[Text shown]
—————

The way the distributed system problems manifest themselves on the higher levels is that cache coherency by itself doesn't get you correct software automatically. You still have to use synchronization primitives or atomics on the software level, because your registers are essentially stale read replicas. Compare and swap on the processor level is no different than compare and swap on mongodb.
dheera
a year ago
Easy exactly-once delivery: Send a transaction ID with the transaction using an at-least-once system. The receiver ignores duplicate ID transactions. The sender can guarantee never sending the same ID twice.
Maxatar
a year ago
That's what the article calls exactly once processing.
An analogy would be pizza delivery. You wouldn't call someone who delivered 100 identical pizzas to you even though you only ate one of them "exactly once delivery".
kelnos
a year ago
Agreed, if I had to be the one who dealt with the extra pizzas. But if there was someone standing outside in my yard in order to discard the 99 duplicate pizzas before they got to my door (a travesty in and of itself, but that's another discussion), I would think of the system as a whole as "exactly once delivery".
And, analogously, that does seem to be what Sequin's system provides.
Maxatar
a year ago
But that wouldn't work which is the problem.
If someone named Bob was standing outside your yard discarding the 99 pizzas, then Bob would not be able to guarantee that you actually get exactly one pizza. It's possible that the one pizza Bob tries to give you gets rained on before Bob can actually hand it to you.
Only you yourself can actually implement a means of discarding extraneous pizzas, any middlemen introduced into the chain just adds another layer of indirection that is susceptible to failure.
avmich
a year ago
No, Bob standing outside of your yard is principally closer to you - as in, holding your hand - and can't fail to release pizza only after you got hold of it.
Of course the rain may flip bits in any system, but that would amount to destruction of you. You won't worry about pizza then, but your clone will spring up and get the pizza from Bob. And Bob himself is similarly protected from single-point-of-failure problems.
Of course the whole Bob subsystem may be destroyed, but that's already beyond the threshold of the problem we choose. Otherwise we'd have the external system to check if we'd actually got the pizza, and resend it again.
EDIT: that's probably the definition of "only you" - the Bob being that close. Agree then.
Maxatar
a year ago
If you have a system where failure is impossible then none of this applies and yes, you can implement a deliver exactly once protocol.
It's only in systems where failure is a possibility that exactly once delivery becomes impossible.
avmich
a year ago
Correct, and we need Bob to actually be part of us in order to tolerate his failures.
magicalhippo
a year ago
But then it's not the transport system that provides exactly-once delivery, but rather the users of the system.
dheera
a year ago
Wrap that up and abstract it as a transport system. The users don't need to know the inner workings, they just need a transport API that guarantees exactly-once.
magicalhippo
a year ago
The point is you can't wrap that up, because the faults can happen at the edges, ie where the systems interact.
The users still need to interact with this wrapped system, and it's those interactions that can fail, thus preventing the overall exactly-once delivery.
To flip it around, if this wasn't an issue then what you're suggesting already exists in the form of ACID databases.
orf
a year ago
> they just need a transport API that guarantees exactly-once
Which is the same problem, but at a different layer.

—————

[Data entries]
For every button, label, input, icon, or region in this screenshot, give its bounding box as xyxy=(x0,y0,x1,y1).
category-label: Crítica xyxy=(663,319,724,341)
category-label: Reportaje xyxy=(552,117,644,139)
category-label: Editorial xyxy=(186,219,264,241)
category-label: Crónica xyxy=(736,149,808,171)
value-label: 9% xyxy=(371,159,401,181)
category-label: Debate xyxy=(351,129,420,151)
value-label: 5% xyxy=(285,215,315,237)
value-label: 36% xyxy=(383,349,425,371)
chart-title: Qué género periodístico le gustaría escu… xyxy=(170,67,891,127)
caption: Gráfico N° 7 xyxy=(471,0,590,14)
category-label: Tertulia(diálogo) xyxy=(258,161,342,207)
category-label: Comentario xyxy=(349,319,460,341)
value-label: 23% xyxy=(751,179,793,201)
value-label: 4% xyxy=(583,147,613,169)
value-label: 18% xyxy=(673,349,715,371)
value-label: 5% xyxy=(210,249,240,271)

—————

[Short exercise]
Answer these questions from the thread on exactly-once delivery:
(a) In the proposed scheme for easy exactly-once delivery, what does the receiver do with transactions that carry a duplicate ID?
(b) In the pizza analogy, how many identical pizzas are delivered?
(c) If faults at the edges were not an issue, in what form would the suggested wrapped transport system already exist?

[Answer to the problem]
(a) The receiver ignores them.
(b) 100 pizzas.
(c) ACID databases.